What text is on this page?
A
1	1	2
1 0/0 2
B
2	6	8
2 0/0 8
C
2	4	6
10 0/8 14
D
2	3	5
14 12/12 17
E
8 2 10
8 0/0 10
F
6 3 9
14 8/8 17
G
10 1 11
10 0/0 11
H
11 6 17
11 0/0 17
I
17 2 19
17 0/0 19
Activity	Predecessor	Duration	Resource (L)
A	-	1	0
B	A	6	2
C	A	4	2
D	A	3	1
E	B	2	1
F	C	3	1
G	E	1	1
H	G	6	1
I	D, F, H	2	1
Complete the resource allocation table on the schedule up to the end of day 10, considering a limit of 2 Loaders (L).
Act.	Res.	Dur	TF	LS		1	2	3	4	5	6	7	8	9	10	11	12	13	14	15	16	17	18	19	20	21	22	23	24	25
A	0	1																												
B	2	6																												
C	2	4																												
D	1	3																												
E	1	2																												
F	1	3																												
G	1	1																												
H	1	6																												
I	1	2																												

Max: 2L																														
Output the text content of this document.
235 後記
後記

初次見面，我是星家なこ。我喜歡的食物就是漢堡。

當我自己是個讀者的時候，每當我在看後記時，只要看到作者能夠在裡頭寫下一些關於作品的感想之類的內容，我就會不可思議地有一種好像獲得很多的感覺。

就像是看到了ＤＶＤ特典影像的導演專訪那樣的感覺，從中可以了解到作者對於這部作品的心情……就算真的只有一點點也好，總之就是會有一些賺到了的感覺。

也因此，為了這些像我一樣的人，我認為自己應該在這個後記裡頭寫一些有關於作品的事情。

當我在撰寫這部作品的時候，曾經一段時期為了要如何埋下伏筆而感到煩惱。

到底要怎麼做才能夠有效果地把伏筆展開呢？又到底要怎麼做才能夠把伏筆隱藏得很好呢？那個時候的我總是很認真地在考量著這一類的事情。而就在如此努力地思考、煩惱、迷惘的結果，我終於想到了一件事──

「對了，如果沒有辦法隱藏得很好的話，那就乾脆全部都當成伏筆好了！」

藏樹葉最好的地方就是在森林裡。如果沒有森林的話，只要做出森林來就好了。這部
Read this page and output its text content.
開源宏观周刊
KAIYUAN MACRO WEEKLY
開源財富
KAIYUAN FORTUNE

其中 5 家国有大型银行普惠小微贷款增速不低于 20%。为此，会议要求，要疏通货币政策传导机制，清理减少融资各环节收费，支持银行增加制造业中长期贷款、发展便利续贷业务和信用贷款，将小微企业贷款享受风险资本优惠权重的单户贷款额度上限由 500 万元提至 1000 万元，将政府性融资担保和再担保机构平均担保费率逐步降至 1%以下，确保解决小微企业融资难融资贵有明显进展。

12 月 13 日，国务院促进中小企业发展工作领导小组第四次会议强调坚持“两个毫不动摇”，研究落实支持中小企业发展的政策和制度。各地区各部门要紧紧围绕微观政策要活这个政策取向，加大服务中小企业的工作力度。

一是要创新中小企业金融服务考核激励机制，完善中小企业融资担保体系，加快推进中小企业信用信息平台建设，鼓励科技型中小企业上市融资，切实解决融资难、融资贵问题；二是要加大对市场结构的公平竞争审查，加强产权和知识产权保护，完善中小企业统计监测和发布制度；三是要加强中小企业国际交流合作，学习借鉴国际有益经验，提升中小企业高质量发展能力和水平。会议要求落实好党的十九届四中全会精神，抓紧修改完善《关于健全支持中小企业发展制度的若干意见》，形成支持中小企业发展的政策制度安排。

——————————

* **What you should do**
Reproduce every line above without error.

* **Output for this exercise**
What text is on this page?
A
1	1	2
1 0/0 2
B
2	6	8
2 0/0 8
C
2	4	6
10 0/8 14
D
2	3	5
14 12/12 17
E
8 2 10
8 0/0 10
F
6 3 9
14 8/8 17
G
10 1 11
10 0/0 11
H
11 6 17
11 0/0 17
I
17 2 19
17 0/0 19
Activity	Predecessor	Duration	Resource (L)
A	-	1	0
B	A	6	2
C	A	4	2
D	A	3	1
E	B	2	1
F	C	3	1
G	E	1	1
H	G	6	1
I	D, F, H	2	1
Complete the resource allocation table on the schedule up to the end of day 10, considering a limit of 2 Loaders (L).
Act.	Res.	Dur	TF	LS		1	2	3	4	5	6	7	8	9	10	11	12	13	14	15	16	17	18	19	20	21	22	23	24	25
A	0	1																												
B	2	6																												
C	2	4																												
D	1	3																												
E	1	2																												
F	1	3																												
G	1	1																												
H	1	6																												
I	1	2																												

Max: 2L																														
Output the text content of this document.
235 後記
後記

初次見面，我是星家なこ。我喜歡的食物就是漢堡。

當我自己是個讀者的時候，每當我在看後記時，只要看到作者能夠在裡頭寫下一些關於作品的感想之類的內容，我就會不可思議地有一種好像獲得很多的感覺。

就像是看到了ＤＶＤ特典影像的導演專訪那樣的感覺，從中可以了解到作者對於這部作品的心情……就算真的只有一點點也好，總之就是會有一些賺到了的感覺。

也因此，為了這些像我一樣的人，我認為自己應該在這個後記裡頭寫一些有關於作品的事情。

當我在撰寫這部作品的時候，曾經一段時期為了要如何埋下伏筆而感到煩惱。

到底要怎麼做才能夠有效果地把伏筆展開呢？又到底要怎麼做才能夠把伏筆隱藏得很好呢？那個時候的我總是很認真地在考量著這一類的事情。而就在如此努力地思考、煩惱、迷惘的結果，我終於想到了一件事──

「對了，如果沒有辦法隱藏得很好的話，那就乾脆全部都當成伏筆好了！」

藏樹葉最好的地方就是在森林裡。如果沒有森林的話，只要做出森林來就好了。這部
Read this page and output its text content.
開源宏观周刊
KAIYUAN MACRO WEEKLY
開源財富
KAIYUAN FORTUNE

其中 5 家国有大型银行普惠小微贷款增速不低于 20%。为此，会议要求，要疏通货币政策传导机制，清理减少融资各环节收费，支持银行增加制造业中长期贷款、发展便利续贷业务和信用贷款，将小微企业贷款享受风险资本优惠权重的单户贷款额度上限由 500 万元提至 1000 万元，将政府性融资担保和再担保机构平均担保费率逐步降至 1%以下，确保解决小微企业融资难融资贵有明显进展。

12 月 13 日，国务院促进中小企业发展工作领导小组第四次会议强调坚持“两个毫不动摇”，研究落实支持中小企业发展的政策和制度。各地区各部门要紧紧围绕微观政策要活这个政策取向，加大服务中小企业的工作力度。

一是要创新中小企业金融服务考核激励机制，完善中小企业融资担保体系，加快推进中小企业信用信息平台建设，鼓励科技型中小企业上市融资，切实解决融资难、融资贵问题；二是要加大对市场结构的公平竞争审查，加强产权和知识产权保护，完善中小企业统计监测和发布制度；三是要加强中小企业国际交流合作，学习借鉴国际有益经验，提升中小企业高质量发展能力和水平。会议要求落实好党的十九届四中全会精神，抓紧修改完善《关于健全支持中小企业发展制度的若干意见》，形成支持中小企业发展的政策制度安排。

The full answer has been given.